== INPUT
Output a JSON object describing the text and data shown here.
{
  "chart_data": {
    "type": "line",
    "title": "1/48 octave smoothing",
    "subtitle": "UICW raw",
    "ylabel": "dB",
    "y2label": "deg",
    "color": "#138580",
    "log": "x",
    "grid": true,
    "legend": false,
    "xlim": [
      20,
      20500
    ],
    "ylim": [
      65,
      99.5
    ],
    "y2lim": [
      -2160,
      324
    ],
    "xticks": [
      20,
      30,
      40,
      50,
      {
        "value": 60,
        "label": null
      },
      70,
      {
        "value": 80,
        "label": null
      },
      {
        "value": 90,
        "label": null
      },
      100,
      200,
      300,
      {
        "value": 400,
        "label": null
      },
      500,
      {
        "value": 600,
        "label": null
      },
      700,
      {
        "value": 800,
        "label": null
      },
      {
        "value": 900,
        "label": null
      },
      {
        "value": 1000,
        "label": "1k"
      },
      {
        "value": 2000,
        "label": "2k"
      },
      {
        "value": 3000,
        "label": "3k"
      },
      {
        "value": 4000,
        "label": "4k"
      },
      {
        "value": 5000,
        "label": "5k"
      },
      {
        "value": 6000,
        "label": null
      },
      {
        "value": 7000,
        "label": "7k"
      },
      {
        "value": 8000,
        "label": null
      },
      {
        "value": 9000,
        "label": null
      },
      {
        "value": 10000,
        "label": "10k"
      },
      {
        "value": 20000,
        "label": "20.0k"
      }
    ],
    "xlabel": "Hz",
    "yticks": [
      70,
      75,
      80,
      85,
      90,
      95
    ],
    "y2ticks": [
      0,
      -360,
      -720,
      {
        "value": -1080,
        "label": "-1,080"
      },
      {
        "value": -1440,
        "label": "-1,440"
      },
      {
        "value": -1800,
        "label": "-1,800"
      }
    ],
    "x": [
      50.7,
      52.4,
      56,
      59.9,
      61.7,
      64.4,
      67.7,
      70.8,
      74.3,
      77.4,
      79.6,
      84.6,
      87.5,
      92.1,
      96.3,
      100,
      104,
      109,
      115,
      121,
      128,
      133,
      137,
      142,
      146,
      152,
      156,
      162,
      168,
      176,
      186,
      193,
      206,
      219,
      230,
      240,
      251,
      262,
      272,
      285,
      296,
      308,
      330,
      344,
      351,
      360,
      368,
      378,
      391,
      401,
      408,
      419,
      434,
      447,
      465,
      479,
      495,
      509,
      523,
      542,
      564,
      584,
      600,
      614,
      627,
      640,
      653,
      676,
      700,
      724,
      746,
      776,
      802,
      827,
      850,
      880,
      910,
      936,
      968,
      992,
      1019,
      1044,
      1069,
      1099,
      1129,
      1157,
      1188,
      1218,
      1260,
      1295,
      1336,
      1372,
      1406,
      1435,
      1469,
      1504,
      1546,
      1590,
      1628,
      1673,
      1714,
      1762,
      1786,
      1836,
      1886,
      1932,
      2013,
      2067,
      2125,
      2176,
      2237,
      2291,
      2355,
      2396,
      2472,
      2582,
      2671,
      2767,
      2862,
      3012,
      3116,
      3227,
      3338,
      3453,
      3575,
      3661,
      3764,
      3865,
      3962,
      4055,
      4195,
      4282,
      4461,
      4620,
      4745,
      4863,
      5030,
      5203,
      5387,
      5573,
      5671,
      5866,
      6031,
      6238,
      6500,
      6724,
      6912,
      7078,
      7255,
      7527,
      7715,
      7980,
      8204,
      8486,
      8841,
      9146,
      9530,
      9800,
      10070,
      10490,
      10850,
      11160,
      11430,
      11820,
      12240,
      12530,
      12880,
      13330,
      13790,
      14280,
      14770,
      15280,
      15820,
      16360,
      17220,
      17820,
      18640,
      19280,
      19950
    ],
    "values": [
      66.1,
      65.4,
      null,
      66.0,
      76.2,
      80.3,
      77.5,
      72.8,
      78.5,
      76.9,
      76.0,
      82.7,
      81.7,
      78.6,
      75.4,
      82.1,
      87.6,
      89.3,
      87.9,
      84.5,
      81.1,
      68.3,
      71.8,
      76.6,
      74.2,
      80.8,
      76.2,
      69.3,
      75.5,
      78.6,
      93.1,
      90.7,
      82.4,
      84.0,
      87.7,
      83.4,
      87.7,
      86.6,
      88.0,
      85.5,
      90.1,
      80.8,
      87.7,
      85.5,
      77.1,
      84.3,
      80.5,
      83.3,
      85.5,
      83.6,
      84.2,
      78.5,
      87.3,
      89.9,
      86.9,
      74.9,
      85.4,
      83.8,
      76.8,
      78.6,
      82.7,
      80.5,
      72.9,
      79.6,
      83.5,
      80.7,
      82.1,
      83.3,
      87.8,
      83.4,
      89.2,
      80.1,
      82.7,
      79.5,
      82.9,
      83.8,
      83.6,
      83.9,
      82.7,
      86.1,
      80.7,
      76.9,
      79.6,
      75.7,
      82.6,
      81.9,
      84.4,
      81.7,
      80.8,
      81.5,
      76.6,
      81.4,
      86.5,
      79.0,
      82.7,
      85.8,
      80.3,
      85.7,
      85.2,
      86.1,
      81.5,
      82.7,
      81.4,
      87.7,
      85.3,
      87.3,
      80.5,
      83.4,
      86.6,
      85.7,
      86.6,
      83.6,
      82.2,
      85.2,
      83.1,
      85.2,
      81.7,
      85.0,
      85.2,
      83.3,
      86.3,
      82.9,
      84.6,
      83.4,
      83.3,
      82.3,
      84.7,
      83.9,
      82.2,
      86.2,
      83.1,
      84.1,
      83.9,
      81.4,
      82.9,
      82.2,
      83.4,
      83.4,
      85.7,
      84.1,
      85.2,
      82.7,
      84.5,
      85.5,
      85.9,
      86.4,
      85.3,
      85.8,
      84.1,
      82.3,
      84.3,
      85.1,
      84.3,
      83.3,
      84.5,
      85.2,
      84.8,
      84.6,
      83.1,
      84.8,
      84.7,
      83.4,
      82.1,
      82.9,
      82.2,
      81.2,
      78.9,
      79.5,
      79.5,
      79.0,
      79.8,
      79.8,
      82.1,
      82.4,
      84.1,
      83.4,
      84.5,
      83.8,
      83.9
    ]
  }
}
====
YOUR GOAL: Copy the records above exactly.

EXERCISE OUTPUT:
Output a JSON object describing the text and data shown here.
{
  "chart_data": {
    "type": "line",
    "title": "1/48 octave smoothing",
    "subtitle": "UICW raw",
    "ylabel": "dB",
    "y2label": "deg",
    "color": "#138580",
    "log": "x",
    "grid": true,
    "legend": false,
    "xlim": [
      20,
      20500
    ],
    "ylim": [
      65,
      99.5
    ],
    "y2lim": [
      -2160,
      324
    ],
    "xticks": [
      20,
      30,
      40,
      50,
      {
        "value": 60,
        "label": null
      },
      70,
      {
        "value": 80,
        "label": null
      },
      {
        "value": 90,
        "label": null
      },
      100,
      200,
      300,
      {
        "value": 400,
        "label": null
      },
      500,
      {
        "value": 600,
        "label": null
      },
      700,
      {
        "value": 800,
        "label": null
      },
      {
        "value": 900,
        "label": null
      },
      {
        "value": 1000,
        "label": "1k"
      },
      {
        "value": 2000,
        "label": "2k"
      },
      {
        "value": 3000,
        "label": "3k"
      },
      {
        "value": 4000,
        "label": "4k"
      },
      {
        "value": 5000,
        "label": "5k"
      },
      {
        "value": 6000,
        "label": null
      },
      {
        "value": 7000,
        "label": "7k"
      },
      {
        "value": 8000,
        "label": null
      },
      {
        "value": 9000,
        "label": null
      },
      {
        "value": 10000,
        "label": "10k"
      },
      {
        "value": 20000,
        "label": "20.0k"
      }
    ],
    "xlabel": "Hz",
    "yticks": [
      70,
      75,
      80,
      85,
      90,
      95
    ],
    "y2ticks": [
      0,
      -360,
      -720,
      {
        "value": -1080,
        "label": "-1,080"
      },
      {
        "value": -1440,
        "label": "-1,440"
      },
      {
        "value": -1800,
        "label": "-1,800"
      }
    ],
    "x": [
      50.7,
      52.4,
      56,
      59.9,
      61.7,
      64.4,
      67.7,
      70.8,
      74.3,
      77.4,
      79.6,
      84.6,
      87.5,
      92.1,
      96.3,
      100,
      104,
      109,
      115,
      121,
      128,
      133,
      137,
      142,
      146,
      152,
      156,
      162,
      168,
      176,
      186,
      193,
      206,
      219,
      230,
      240,
      251,
      262,
      272,
      285,
      296,
      308,
      330,
      344,
      351,
      360,
      368,
      378,
      391,
      401,
      408,
      419,
      434,
      447,
      465,
      479,
      495,
      509,
      523,
      542,
      564,
      584,
      600,
      614,
      627,
      640,
      653,
      676,
      700,
      724,
      746,
      776,
      802,
      827,
      850,
      880,
      910,
      936,
      968,
      992,
      1019,
      1044,
      1069,
      1099,
      1129,
      1157,
      1188,
      1218,
      1260,
      1295,
      1336,
      1372,
      1406,
      1435,
      1469,
      1504,
      1546,
      1590,
      1628,
      1673,
      1714,
      1762,
      1786,
      1836,
      1886,
      1932,
      2013,
      2067,
      2125,
      2176,
      2237,
      2291,
      2355,
      2396,
      2472,
      2582,
      2671,
      2767,
      2862,
      3012,
      3116,
      3227,
      3338,
      3453,
      3575,
      3661,
      3764,
      3865,
      3962,
      4055,
      4195,
      4282,
      4461,
      4620,
      4745,
      4863,
      5030,
      5203,
      5387,
      5573,
      5671,
      5866,
      6031,
      6238,
      6500,
      6724,
      6912,
      7078,
      7255,
      7527,
      7715,
      7980,
      8204,
      8486,
      8841,
      9146,
      9530,
      9800,
      10070,
      10490,
      10850,
      11160,
      11430,
      11820,
      12240,
      12530,
      12880,
      13330,
      13790,
      14280,
      14770,
      15280,
      15820,
      16360,
      17220,
      17820,
      18640,
      19280,
      19950
    ],
    "values": [
      66.1,
      65.4,
      null,
      66.0,
      76.2,
      80.3,
      77.5,
      72.8,
      78.5,
      76.9,
      76.0,
      82.7,
      81.7,
      78.6,
      75.4,
      82.1,
      87.6,
      89.3,
      87.9,
      84.5,
      81.1,
      68.3,
      71.8,
      76.6,
      74.2,
      80.8,
      76.2,
      69.3,
      75.5,
      78.6,
      93.1,
      90.7,
      82.4,
      84.0,
      87.7,
      83.4,
      87.7,
      86.6,
      88.0,
      85.5,
      90.1,
      80.8,
      87.7,
      85.5,
      77.1,
      84.3,
      80.5,
      83.3,
      85.5,
      83.6,
      84.2,
      78.5,
      87.3,
      89.9,
      86.9,
      74.9,
      85.4,
      83.8,
      76.8,
      78.6,
      82.7,
      80.5,
      72.9,
      79.6,
      83.5,
      80.7,
      82.1,
      83.3,
      87.8,
      83.4,
      89.2,
      80.1,
      82.7,
      79.5,
      82.9,
      83.8,
      83.6,
      83.9,
      82.7,
      86.1,
      80.7,
      76.9,
      79.6,
      75.7,
      82.6,
      81.9,
      84.4,
      81.7,
      80.8,
      81.5,
      76.6,
      81.4,
      86.5,
      79.0,
      82.7,
      85.8,
      80.3,
      85.7,
      85.2,
      86.1,
      81.5,
      82.7,
      81.4,
      87.7,
      85.3,
      87.3,
      80.5,
      83.4,
      86.6,
      85.7,
      86.6,
      83.6,
      82.2,
      85.2,
      83.1,
      85.2,
      81.7,
      85.0,
      85.2,
      83.3,
      86.3,
      82.9,
      84.6,
      83.4,
      83.3,
      82.3,
      84.7,
      83.9,
      82.2,
      86.2,
      83.1,
      84.1,
      83.9,
      81.4,
      82.9,
      82.2,
      83.4,
      83.4,
      85.7,
      84.1,
      85.2,
      82.7,
      84.5,
      85.5,
      85.9,
      86.4,
      85.3,
      85.8,
      84.1,
      82.3,
      84.3,
      85.1,
      84.3,
      83.3,
      84.5,
      85.2,
      84.8,
      84.6,
      83.1,
      84.8,
      84.7,
      83.4,
      82.1,
      82.9,
      82.2,
      81.2,
      78.9,
      79.5,
      79.5,
      79.0,
      79.8,
      79.8,
      82.1,
      82.4,
      84.1,
      83.4,
      84.5,
      83.8,
      83.9
    ]
  }
}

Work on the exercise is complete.